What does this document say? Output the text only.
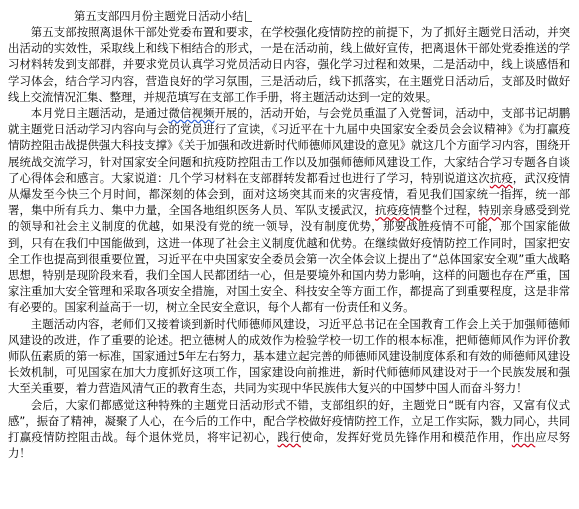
第五支部四月份主题党日活动小结

第五支部按照离退休干部处党委布置和要求，在学校强化疫情防控的前提下，为了抓好主题党日活动，并突出活动的实效性，采取线上和线下相结合的形式，一是在活动前，线上做好宣传，把离退休干部处党委推送的学习材料转发到支部群，并要求党员认真学习党员活动日内容，强化学习过程和效果，二是活动中，线上谈感悟和学习体会，结合学习内容，营造良好的学习氛围，三是活动后，线下抓落实，在主题党日活动后，支部及时做好线上交流情况汇集、整理，并规范填写在支部工作手册，将主题活动达到一定的效果。

本月党日主题活动，是通过微信视频开展的，活动开始，与会党员重温了入党誓词，活动中，支部书记胡鹏就主题党日活动学习内容向与会的党员进行了宣读，《习近平在十九届中央国家安全委员会会议精神》《为打赢疫情防控阻击战提供强大科技支撑》《关于加强和改进新时代师德师风建设的意见》就这几个方面学习内容，围绕开展统战交流学习，针对国家安全问题和抗疫防控阻击工作以及加强师德师风建设工作，大家结合学习专题各自谈了心得体会和感言。大家说道：几个学习材料在支部群转发都看过也进行了学习，特别说道这次抗疫，武汉疫情从爆发至今快三个月时间，都深刻的体会到，面对这场突其而来的灾害疫情，看见我们国家统一指挥，统一部署，集中所有兵力、集中力量，全国各地组织医务人员、军队支援武汉，抗疫疫情整个过程，特别亲身感受到党的领导和社会主义制度的优越，如果没有党的统一领导，没有制度优势，那要战胜疫情不可能，那个国家能做到，只有在我们中国能做到，这进一体现了社会主义制度优越和优势。在继续做好疫情防控工作同时，国家把安全工作也提高到很重要位置，习近平在中央国家安全委员会第一次全体会议上提出了“总体国家安全观”重大战略思想，特别是现阶段来看，我们全国人民都团结一心，但是要境外和国内势力影响，这样的问题也存在严重，国家注重加大安全管理和采取各项安全措施，对国土安全、科技安全等方面工作，都提高了到重要程度，这是非常有必要的。国家利益高于一切，树立全民安全意识，每个人都有一份责任和义务。

主题活动内容，老师们又接着谈到新时代师德师风建设，习近平总书记在全国教育工作会上关于加强师德师风建设的改进，作了重要的论述。把立德树人的成效作为检验学校一切工作的根本标准，把师德师风作为评价教师队伍素质的第一标准，国家通过5年左右努力，基本建立起完善的师德师风建设制度体系和有效的师德师风建设长效机制，可见国家在加大力度抓好这项工作，国家建设向前推进，新时代师德师风建设对于一个民族发展和强大至关重要，着力营造风清气正的教育生态，共同为实现中华民族伟大复兴的中国梦中国人而奋斗努力！

会后，大家们都感觉这种特殊的主题党日活动形式不错，支部组织的好，主题党日“既有内容，又富有仪式感”，振奋了精神，凝聚了人心，在今后的工作中，配合学校做好疫情防控工作，立足工作实际，戮力同心，共同打赢疫情防控阻击战。每个退休党员，将牢记初心，践行使命，发挥好党员先锋作用和模范作用，作出应尽努力！
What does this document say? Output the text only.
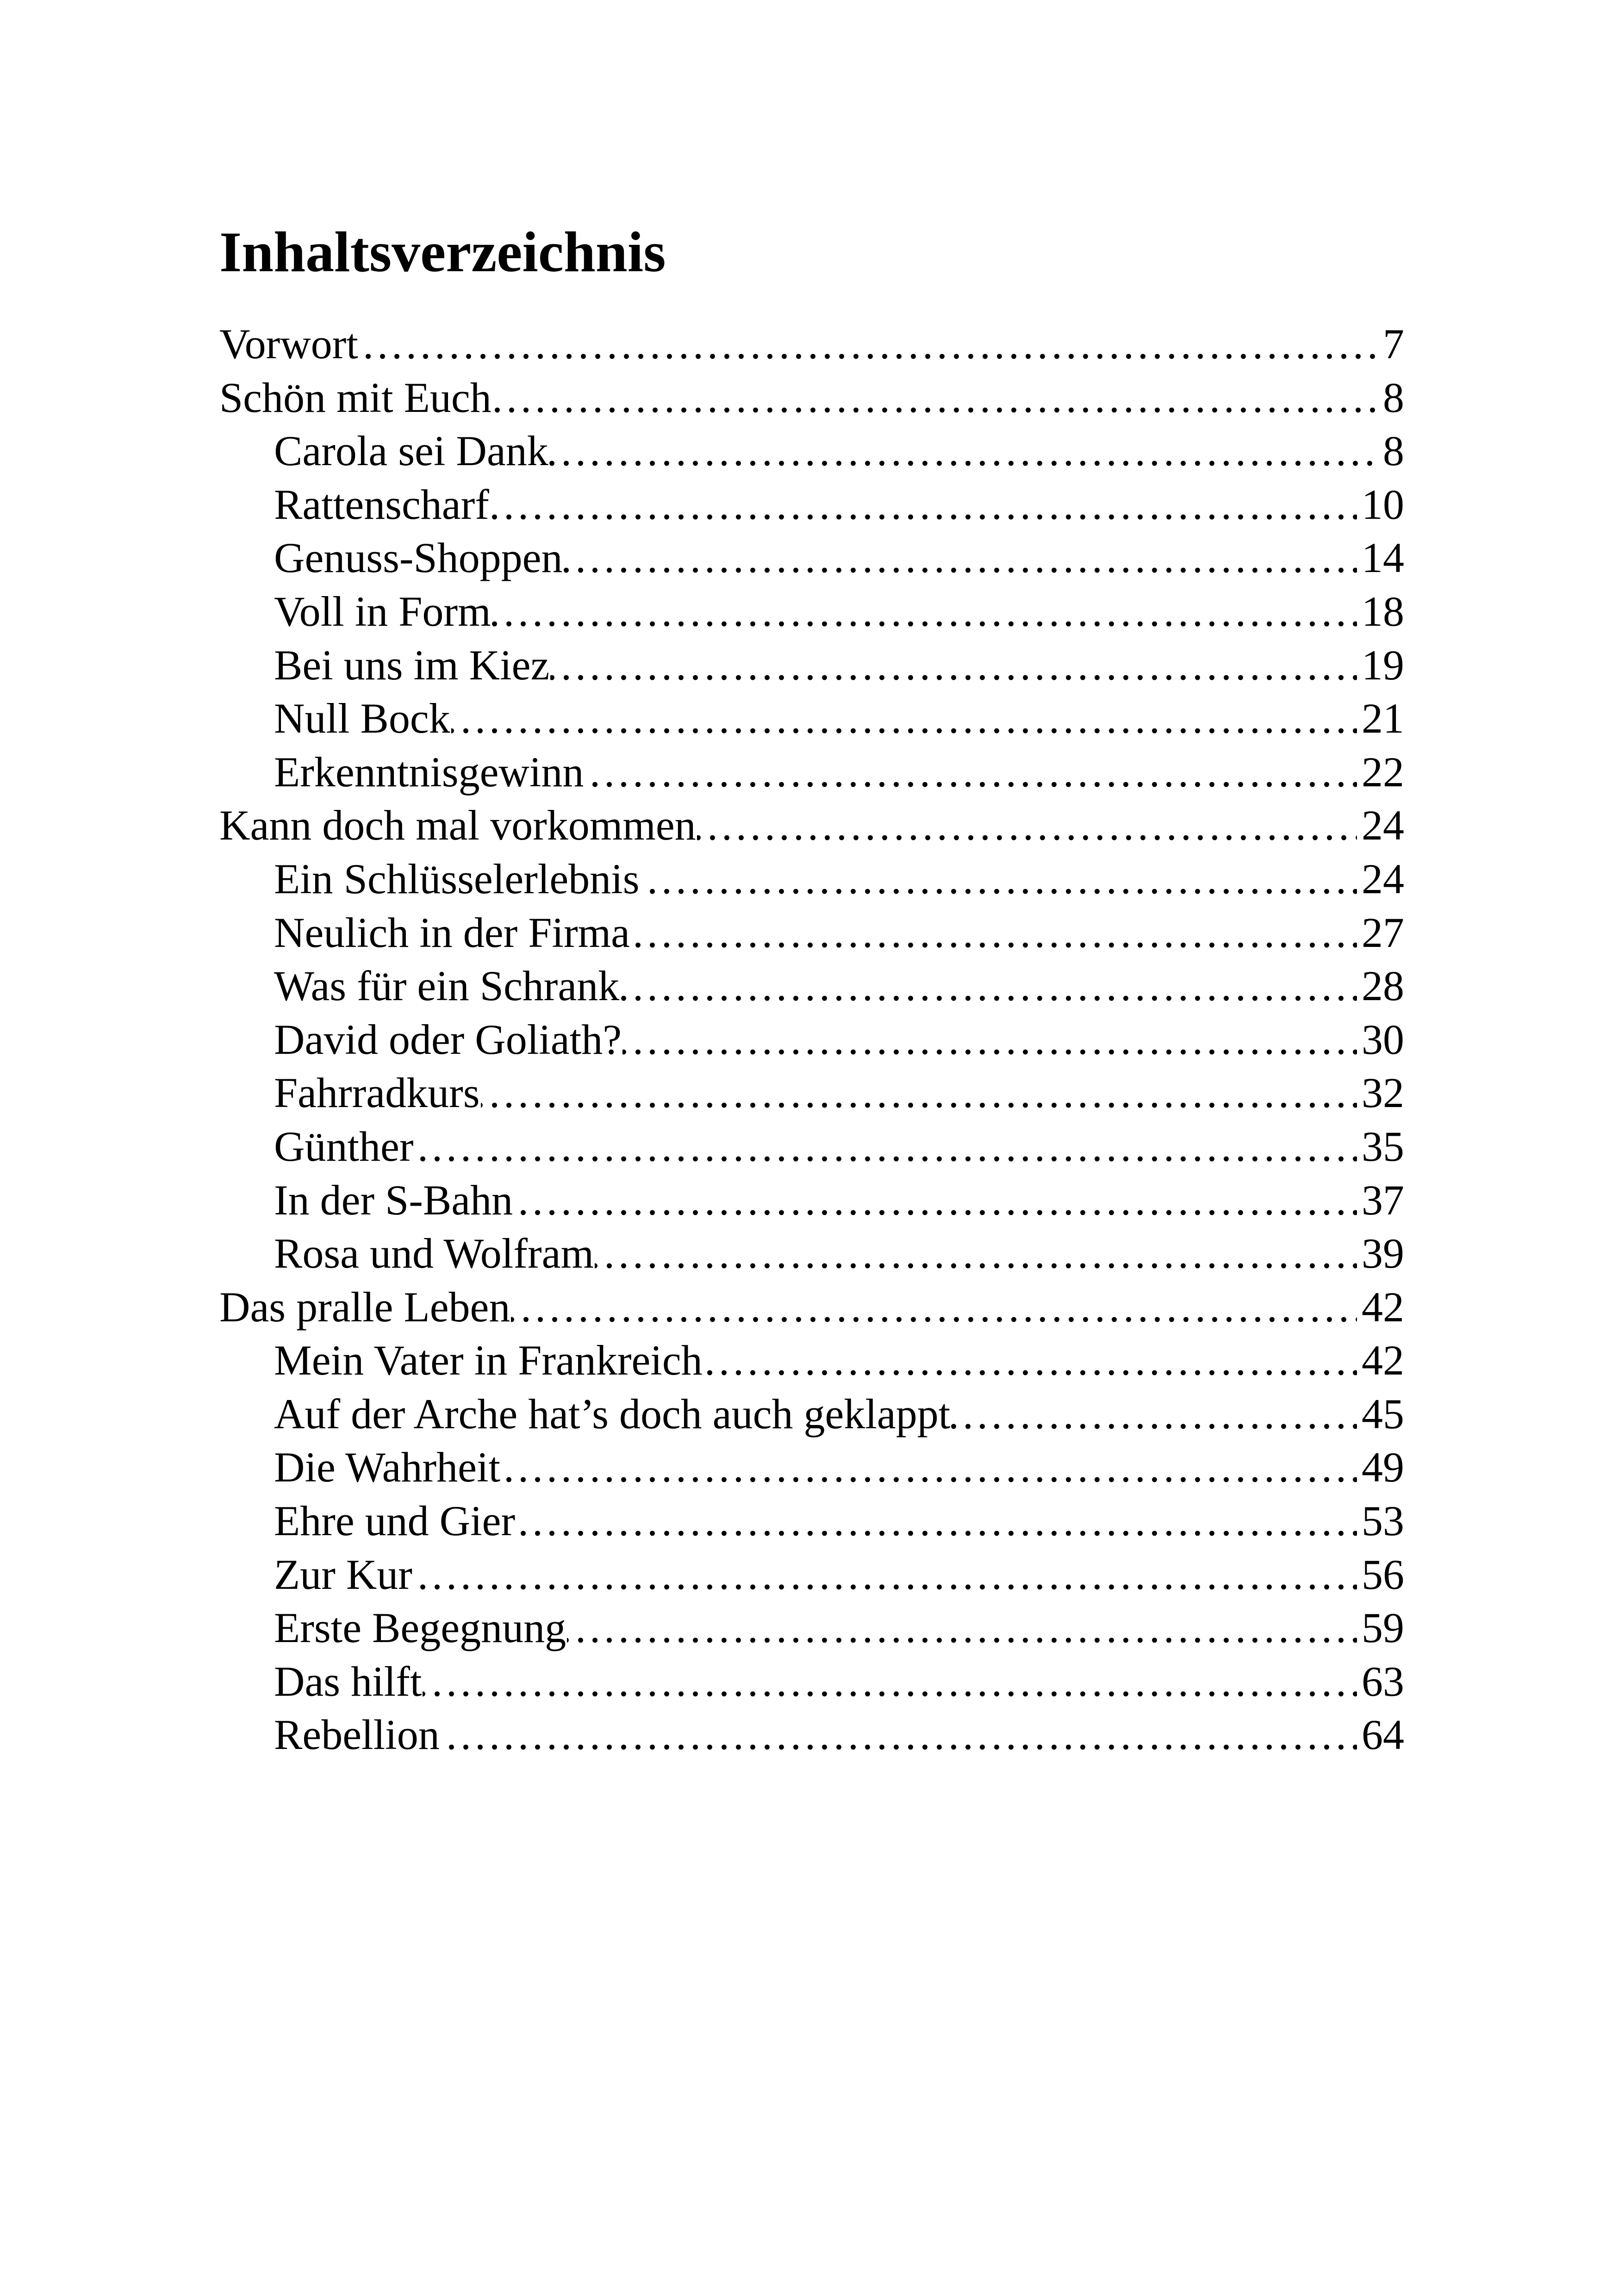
Inhaltsverzeichnis
Vorwort .....	7
Schön mit Euch .....	8
Carola sei Dank .....	8
Rattenscharf .....	10
Genuss-Shoppen .....	14
Voll in Form .....	18
Bei uns im Kiez .....	19
Null Bock .....	21
Erkenntnisgewinn .....	22
Kann doch mal vorkommen .....	24
Ein Schlüsselerlebnis .....	24
Neulich in der Firma .....	27
Was für ein Schrank .....	28
David oder Goliath? .....	30
Fahrradkurs .....	32
Günther .....	35
In der S-Bahn .....	37
Rosa und Wolfram .....	39
Das pralle Leben .....	42
Mein Vater in Frankreich .....	42
Auf der Arche hat’s doch auch geklappt .....	45
Die Wahrheit .....	49
Ehre und Gier .....	53
Zur Kur .....	56
Erste Begegnung .....	59
Das hilft .....	63
Rebellion .....	64
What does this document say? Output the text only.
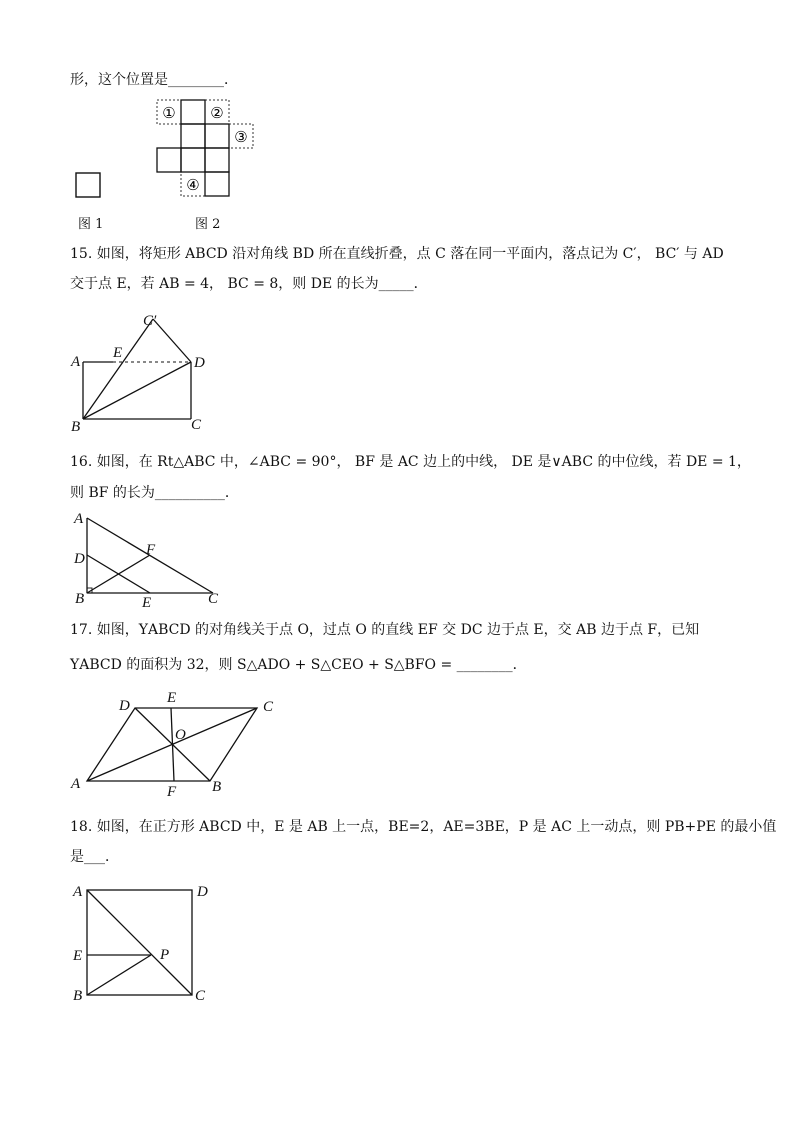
形，这个位置是________．
图 1
① ②
③
④
图 2
15. 如图，将矩形 ABCD 沿对角线 BD 所在直线折叠，点 C 落在同一平面内，落点记为 C′， BC′ 与 AD
交于点 E，若 AB = 4， BC = 8，则 DE 的长为_____．
C′
A
E
D
B	C
16. 如图，在 Rt△ABC 中，∠ABC = 90°， BF 是 AC 边上的中线， DE 是∨ABC 的中位线，若 DE = 1，
则 BF 的长为__________．
A
D
F
B	E	C
17. 如图，ΥABCD 的对角线关于点 O，过点 O 的直线 EF 交 DC 边于点 E，交 AB 边于点 F，已知
ΥABCD 的面积为 32，则 S△ADO + S△CEO + S△BFO = ________．
D E
C
O
A	B
F
18. 如图，在正方形 ABCD 中，E 是 AB 上一点，BE=2，AE=3BE，P 是 AC 上一动点，则 PB+PE 的最小值
是___．
A	D
E	P
B	C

- **Directive**: Write the listing out a second time exactly, dropping all images.

- **Result for this task**:
What does this document say? Output the text only.
第五支部四月份主题党日活动小结

第五支部按照离退休干部处党委布置和要求，在学校强化疫情防控的前提下，为了抓好主题党日活动，并突出活动的实效性，采取线上和线下相结合的形式，一是在活动前，线上做好宣传，把离退休干部处党委推送的学习材料转发到支部群，并要求党员认真学习党员活动日内容，强化学习过程和效果，二是活动中，线上谈感悟和学习体会，结合学习内容，营造良好的学习氛围，三是活动后，线下抓落实，在主题党日活动后，支部及时做好线上交流情况汇集、整理，并规范填写在支部工作手册，将主题活动达到一定的效果。

本月党日主题活动，是通过微信视频开展的，活动开始，与会党员重温了入党誓词，活动中，支部书记胡鹏就主题党日活动学习内容向与会的党员进行了宣读，《习近平在十九届中央国家安全委员会会议精神》《为打赢疫情防控阻击战提供强大科技支撑》《关于加强和改进新时代师德师风建设的意见》就这几个方面学习内容，围绕开展统战交流学习，针对国家安全问题和抗疫防控阻击工作以及加强师德师风建设工作，大家结合学习专题各自谈了心得体会和感言。大家说道：几个学习材料在支部群转发都看过也进行了学习，特别说道这次抗疫，武汉疫情从爆发至今快三个月时间，都深刻的体会到，面对这场突其而来的灾害疫情，看见我们国家统一指挥，统一部署，集中所有兵力、集中力量，全国各地组织医务人员、军队支援武汉，抗疫疫情整个过程，特别亲身感受到党的领导和社会主义制度的优越，如果没有党的统一领导，没有制度优势，那要战胜疫情不可能，那个国家能做到，只有在我们中国能做到，这进一体现了社会主义制度优越和优势。在继续做好疫情防控工作同时，国家把安全工作也提高到很重要位置，习近平在中央国家安全委员会第一次全体会议上提出了“总体国家安全观”重大战略思想，特别是现阶段来看，我们全国人民都团结一心，但是要境外和国内势力影响，这样的问题也存在严重，国家注重加大安全管理和采取各项安全措施，对国土安全、科技安全等方面工作，都提高了到重要程度，这是非常有必要的。国家利益高于一切，树立全民安全意识，每个人都有一份责任和义务。

主题活动内容，老师们又接着谈到新时代师德师风建设，习近平总书记在全国教育工作会上关于加强师德师风建设的改进，作了重要的论述。把立德树人的成效作为检验学校一切工作的根本标准，把师德师风作为评价教师队伍素质的第一标准，国家通过5年左右努力，基本建立起完善的师德师风建设制度体系和有效的师德师风建设长效机制，可见国家在加大力度抓好这项工作，国家建设向前推进，新时代师德师风建设对于一个民族发展和强大至关重要，着力营造风清气正的教育生态，共同为实现中华民族伟大复兴的中国梦中国人而奋斗努力！

会后，大家们都感觉这种特殊的主题党日活动形式不错，支部组织的好，主题党日“既有内容，又富有仪式感”，振奋了精神，凝聚了人心，在今后的工作中，配合学校做好疫情防控工作，立足工作实际，戮力同心，共同打赢疫情防控阻击战。每个退休党员，将牢记初心，践行使命，发挥好党员先锋作用和模范作用，作出应尽努力！
What does this document say? Output the text only.
Inhaltsverzeichnis
Vorwort .....	7
Schön mit Euch .....	8
Carola sei Dank .....	8
Rattenscharf .....	10
Genuss-Shoppen .....	14
Voll in Form .....	18
Bei uns im Kiez .....	19
Null Bock .....	21
Erkenntnisgewinn .....	22
Kann doch mal vorkommen .....	24
Ein Schlüsselerlebnis .....	24
Neulich in der Firma .....	27
Was für ein Schrank .....	28
David oder Goliath? .....	30
Fahrradkurs .....	32
Günther .....	35
In der S-Bahn .....	37
Rosa und Wolfram .....	39
Das pralle Leben .....	42
Mein Vater in Frankreich .....	42
Auf der Arche hat’s doch auch geklappt .....	45
Die Wahrheit .....	49
Ehre und Gier .....	53
Zur Kur .....	56
Erste Begegnung .....	59
Das hilft .....	63
Rebellion .....	64
What does this document say? Output the text only.
形，这个位置是________．
图 1
① ②
③
④
图 2
15. 如图，将矩形 ABCD 沿对角线 BD 所在直线折叠，点 C 落在同一平面内，落点记为 C′， BC′ 与 AD
交于点 E，若 AB = 4， BC = 8，则 DE 的长为_____．
C′
A
E
D
B	C
16. 如图，在 Rt△ABC 中，∠ABC = 90°， BF 是 AC 边上的中线， DE 是∨ABC 的中位线，若 DE = 1，
则 BF 的长为__________．
A
D
F
B	E	C
17. 如图，ΥABCD 的对角线关于点 O，过点 O 的直线 EF 交 DC 边于点 E，交 AB 边于点 F，已知
ΥABCD 的面积为 32，则 S△ADO + S△CEO + S△BFO = ________．
D E
C
O
A	B
F
18. 如图，在正方形 ABCD 中，E 是 AB 上一点，BE=2，AE=3BE，P 是 AC 上一动点，则 PB+PE 的最小值
是___．
A	D
E	P
B	C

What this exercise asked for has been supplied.